TASK STATEMENT
Say how many lines hold the string "this"; please write nothing but the number.

◆ ◆ ◆ ◆ ◆ ◆ ◆

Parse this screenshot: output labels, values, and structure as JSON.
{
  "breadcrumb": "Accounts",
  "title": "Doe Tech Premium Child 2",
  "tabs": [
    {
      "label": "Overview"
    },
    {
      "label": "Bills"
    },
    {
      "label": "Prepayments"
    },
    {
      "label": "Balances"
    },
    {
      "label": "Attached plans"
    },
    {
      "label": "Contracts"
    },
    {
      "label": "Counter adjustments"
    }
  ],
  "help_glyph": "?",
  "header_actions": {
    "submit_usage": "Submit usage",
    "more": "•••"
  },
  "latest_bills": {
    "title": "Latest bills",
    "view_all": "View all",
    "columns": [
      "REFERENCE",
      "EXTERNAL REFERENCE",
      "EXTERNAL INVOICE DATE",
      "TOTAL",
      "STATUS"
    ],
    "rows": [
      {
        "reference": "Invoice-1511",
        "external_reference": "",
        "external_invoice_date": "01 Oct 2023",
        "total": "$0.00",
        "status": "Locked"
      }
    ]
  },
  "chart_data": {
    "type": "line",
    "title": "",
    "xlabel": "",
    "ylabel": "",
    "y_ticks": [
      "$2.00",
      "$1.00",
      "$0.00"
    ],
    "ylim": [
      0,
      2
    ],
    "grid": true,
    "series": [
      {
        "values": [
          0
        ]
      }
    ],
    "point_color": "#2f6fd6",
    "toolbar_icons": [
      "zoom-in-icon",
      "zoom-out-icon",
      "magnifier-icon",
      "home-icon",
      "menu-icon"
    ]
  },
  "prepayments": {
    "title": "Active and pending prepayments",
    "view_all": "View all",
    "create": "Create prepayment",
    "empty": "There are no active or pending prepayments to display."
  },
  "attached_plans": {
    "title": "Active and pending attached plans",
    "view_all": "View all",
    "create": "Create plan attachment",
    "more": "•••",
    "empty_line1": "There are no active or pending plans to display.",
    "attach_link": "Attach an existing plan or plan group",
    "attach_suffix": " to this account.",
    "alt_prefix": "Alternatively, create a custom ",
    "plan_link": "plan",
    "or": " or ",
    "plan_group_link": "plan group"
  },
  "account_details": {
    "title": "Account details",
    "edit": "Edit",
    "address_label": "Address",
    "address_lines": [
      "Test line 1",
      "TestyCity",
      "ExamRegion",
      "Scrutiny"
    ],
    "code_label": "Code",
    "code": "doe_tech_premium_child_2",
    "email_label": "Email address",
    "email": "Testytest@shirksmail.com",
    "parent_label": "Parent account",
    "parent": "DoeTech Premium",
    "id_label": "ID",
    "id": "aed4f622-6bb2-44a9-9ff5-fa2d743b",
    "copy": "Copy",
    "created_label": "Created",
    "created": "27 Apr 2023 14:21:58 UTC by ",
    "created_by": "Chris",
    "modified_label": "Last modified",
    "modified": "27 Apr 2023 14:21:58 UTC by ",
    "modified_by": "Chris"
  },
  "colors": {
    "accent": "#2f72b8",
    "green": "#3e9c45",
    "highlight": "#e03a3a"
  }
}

◆ ◆ ◆ ◆ ◆ ◆ ◆

RESULT OF THE TASK
2